What to work on: Your answer is a single number: the count of lines that contain the string "MDRI".

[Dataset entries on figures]
--------
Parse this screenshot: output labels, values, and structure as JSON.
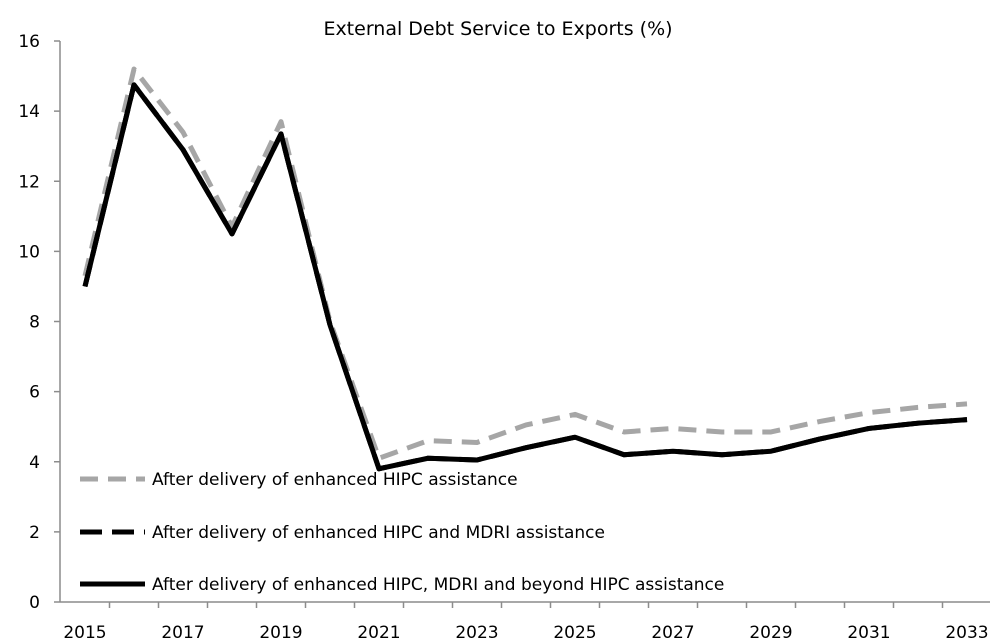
{
  "chart_data": {
    "type": "line",
    "title": "External Debt Service to Exports (%)",
    "xlabel": "",
    "ylabel": "",
    "ylim": [
      0,
      16
    ],
    "yticks": [
      0,
      2,
      4,
      6,
      8,
      10,
      12,
      14,
      16
    ],
    "x": [
      2015,
      2016,
      2017,
      2018,
      2019,
      2020,
      2021,
      2022,
      2023,
      2024,
      2025,
      2026,
      2027,
      2028,
      2029,
      2030,
      2031,
      2032,
      2033
    ],
    "x_tick_labels": [
      "2015",
      "2017",
      "2019",
      "2021",
      "2023",
      "2025",
      "2027",
      "2029",
      "2031",
      "2033"
    ],
    "series": [
      {
        "name": "After delivery of enhanced HIPC assistance",
        "color": "#a6a6a6",
        "style": "dashed",
        "values": [
          9.3,
          15.2,
          13.4,
          10.7,
          13.7,
          8.0,
          4.1,
          4.6,
          4.55,
          5.05,
          5.35,
          4.85,
          4.95,
          4.85,
          4.85,
          5.15,
          5.4,
          5.55,
          5.65
        ]
      },
      {
        "name": "After delivery of enhanced HIPC and MDRI assistance",
        "color": "#000000",
        "style": "dashed",
        "values": [
          9.0,
          14.75,
          12.9,
          10.5,
          13.35,
          7.9,
          3.8,
          4.1,
          4.05,
          4.4,
          4.7,
          4.2,
          4.3,
          4.2,
          4.3,
          4.65,
          4.95,
          5.1,
          5.2
        ]
      },
      {
        "name": "After delivery of enhanced HIPC, MDRI and beyond HIPC assistance",
        "color": "#000000",
        "style": "solid",
        "values": [
          9.0,
          14.75,
          12.9,
          10.5,
          13.35,
          7.9,
          3.8,
          4.1,
          4.05,
          4.4,
          4.7,
          4.2,
          4.3,
          4.2,
          4.3,
          4.65,
          4.95,
          5.1,
          5.2
        ]
      }
    ],
    "legend_position": "bottom-left",
    "grid": false
  }
}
--------
Exercise answer: 2